> **SHORT PROBLEM**
Lines that hold the word "하느님께" should be located and copied.

> **DATA FOR THIS TASK**
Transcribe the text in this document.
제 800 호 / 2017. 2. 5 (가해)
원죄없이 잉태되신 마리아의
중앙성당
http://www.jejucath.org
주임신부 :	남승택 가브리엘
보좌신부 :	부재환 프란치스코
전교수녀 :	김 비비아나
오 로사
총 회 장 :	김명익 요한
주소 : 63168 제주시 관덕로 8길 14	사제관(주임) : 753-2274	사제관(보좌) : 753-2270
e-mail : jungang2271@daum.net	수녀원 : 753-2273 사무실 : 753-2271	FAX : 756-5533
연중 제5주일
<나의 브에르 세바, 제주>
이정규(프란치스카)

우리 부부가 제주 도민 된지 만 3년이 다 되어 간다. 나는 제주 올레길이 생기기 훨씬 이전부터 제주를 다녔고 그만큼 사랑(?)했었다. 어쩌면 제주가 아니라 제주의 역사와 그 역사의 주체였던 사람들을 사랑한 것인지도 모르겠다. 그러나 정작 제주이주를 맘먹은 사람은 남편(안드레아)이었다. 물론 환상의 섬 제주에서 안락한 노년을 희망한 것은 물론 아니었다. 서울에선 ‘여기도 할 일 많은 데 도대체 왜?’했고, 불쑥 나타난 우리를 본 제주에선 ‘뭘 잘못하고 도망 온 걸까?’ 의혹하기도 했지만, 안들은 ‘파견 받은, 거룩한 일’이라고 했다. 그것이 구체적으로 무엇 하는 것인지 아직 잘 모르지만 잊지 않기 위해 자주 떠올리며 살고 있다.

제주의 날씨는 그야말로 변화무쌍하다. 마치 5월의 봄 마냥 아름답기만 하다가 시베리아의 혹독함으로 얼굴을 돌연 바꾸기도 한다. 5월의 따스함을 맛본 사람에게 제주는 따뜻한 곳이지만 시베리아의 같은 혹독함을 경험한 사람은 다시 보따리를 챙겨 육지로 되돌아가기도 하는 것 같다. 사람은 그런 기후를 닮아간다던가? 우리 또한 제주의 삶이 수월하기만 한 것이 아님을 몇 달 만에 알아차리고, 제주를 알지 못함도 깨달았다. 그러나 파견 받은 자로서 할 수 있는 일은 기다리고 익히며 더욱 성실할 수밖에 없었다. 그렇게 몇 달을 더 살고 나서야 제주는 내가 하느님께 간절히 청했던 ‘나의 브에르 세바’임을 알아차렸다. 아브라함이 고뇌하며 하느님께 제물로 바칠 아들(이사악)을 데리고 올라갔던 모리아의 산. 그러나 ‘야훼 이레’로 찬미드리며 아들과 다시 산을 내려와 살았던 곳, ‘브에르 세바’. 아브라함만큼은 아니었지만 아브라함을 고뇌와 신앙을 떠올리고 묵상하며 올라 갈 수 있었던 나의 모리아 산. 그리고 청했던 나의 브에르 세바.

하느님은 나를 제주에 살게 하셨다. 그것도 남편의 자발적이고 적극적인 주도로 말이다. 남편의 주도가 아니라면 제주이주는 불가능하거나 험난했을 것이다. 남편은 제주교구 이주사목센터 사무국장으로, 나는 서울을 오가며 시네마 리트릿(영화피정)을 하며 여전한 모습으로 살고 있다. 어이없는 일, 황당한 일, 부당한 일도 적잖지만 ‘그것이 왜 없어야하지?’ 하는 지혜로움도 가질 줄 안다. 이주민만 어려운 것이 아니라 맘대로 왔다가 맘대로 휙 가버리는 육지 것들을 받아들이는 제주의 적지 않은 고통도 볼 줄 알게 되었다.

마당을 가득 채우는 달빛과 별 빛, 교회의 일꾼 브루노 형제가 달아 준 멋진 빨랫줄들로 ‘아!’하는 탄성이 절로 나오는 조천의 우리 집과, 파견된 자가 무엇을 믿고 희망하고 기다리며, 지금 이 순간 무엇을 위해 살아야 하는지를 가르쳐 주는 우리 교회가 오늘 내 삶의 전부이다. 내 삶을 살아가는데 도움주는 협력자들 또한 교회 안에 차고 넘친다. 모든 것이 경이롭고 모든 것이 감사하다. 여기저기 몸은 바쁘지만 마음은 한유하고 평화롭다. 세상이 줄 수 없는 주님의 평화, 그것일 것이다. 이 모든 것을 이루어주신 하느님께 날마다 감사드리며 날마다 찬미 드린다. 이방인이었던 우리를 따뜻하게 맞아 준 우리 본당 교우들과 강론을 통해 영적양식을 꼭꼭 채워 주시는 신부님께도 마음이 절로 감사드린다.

> **ANSWER BELOW**
제주의 날씨는 그야말로 변화무쌍하다. 마치 5월의 봄 마냥 아름답기만 하다가 시베리아의 혹독함으로 얼굴을 돌연 바꾸기도 한다. 5월의 따스함을 맛본 사람에게 제주는 따뜻한 곳이지만 시베리아의 같은 혹독함을 경험한 사람은 다시 보따리를 챙겨 육지로 되돌아가기도 하는 것 같다. 사람은 그런 기후를 닮아간다던가? 우리 또한 제주의 삶이 수월하기만 한 것이 아님을 몇 달 만에 알아차리고, 제주를 알지 못함도 깨달았다. 그러나 파견 받은 자로서 할 수 있는 일은 기다리고 익히며 더욱 성실할 수밖에 없었다. 그렇게 몇 달을 더 살고 나서야 제주는 내가 하느님께 간절히 청했던 ‘나의 브에르 세바’임을 알아차렸다. 아브라함이 고뇌하며 하느님께 제물로 바칠 아들(이사악)을 데리고 올라갔던 모리아의 산. 그러나 ‘야훼 이레’로 찬미드리며 아들과 다시 산을 내려와 살았던 곳, ‘브에르 세바’. 아브라함만큼은 아니었지만 아브라함을 고뇌와 신앙을 떠올리고 묵상하며 올라 갈 수 있었던 나의 모리아 산. 그리고 청했던 나의 브에르 세바.
마당을 가득 채우는 달빛과 별 빛, 교회의 일꾼 브루노 형제가 달아 준 멋진 빨랫줄들로 ‘아!’하는 탄성이 절로 나오는 조천의 우리 집과, 파견된 자가 무엇을 믿고 희망하고 기다리며, 지금 이 순간 무엇을 위해 살아야 하는지를 가르쳐 주는 우리 교회가 오늘 내 삶의 전부이다. 내 삶을 살아가는데 도움주는 협력자들 또한 교회 안에 차고 넘친다. 모든 것이 경이롭고 모든 것이 감사하다. 여기저기 몸은 바쁘지만 마음은 한유하고 평화롭다. 세상이 줄 수 없는 주님의 평화, 그것일 것이다. 이 모든 것을 이루어주신 하느님께 날마다 감사드리며 날마다 찬미 드린다. 이방인이었던 우리를 따뜻하게 맞아 준 우리 본당 교우들과 강론을 통해 영적양식을 꼭꼭 채워 주시는 신부님께도 마음이 절로 감사드린다.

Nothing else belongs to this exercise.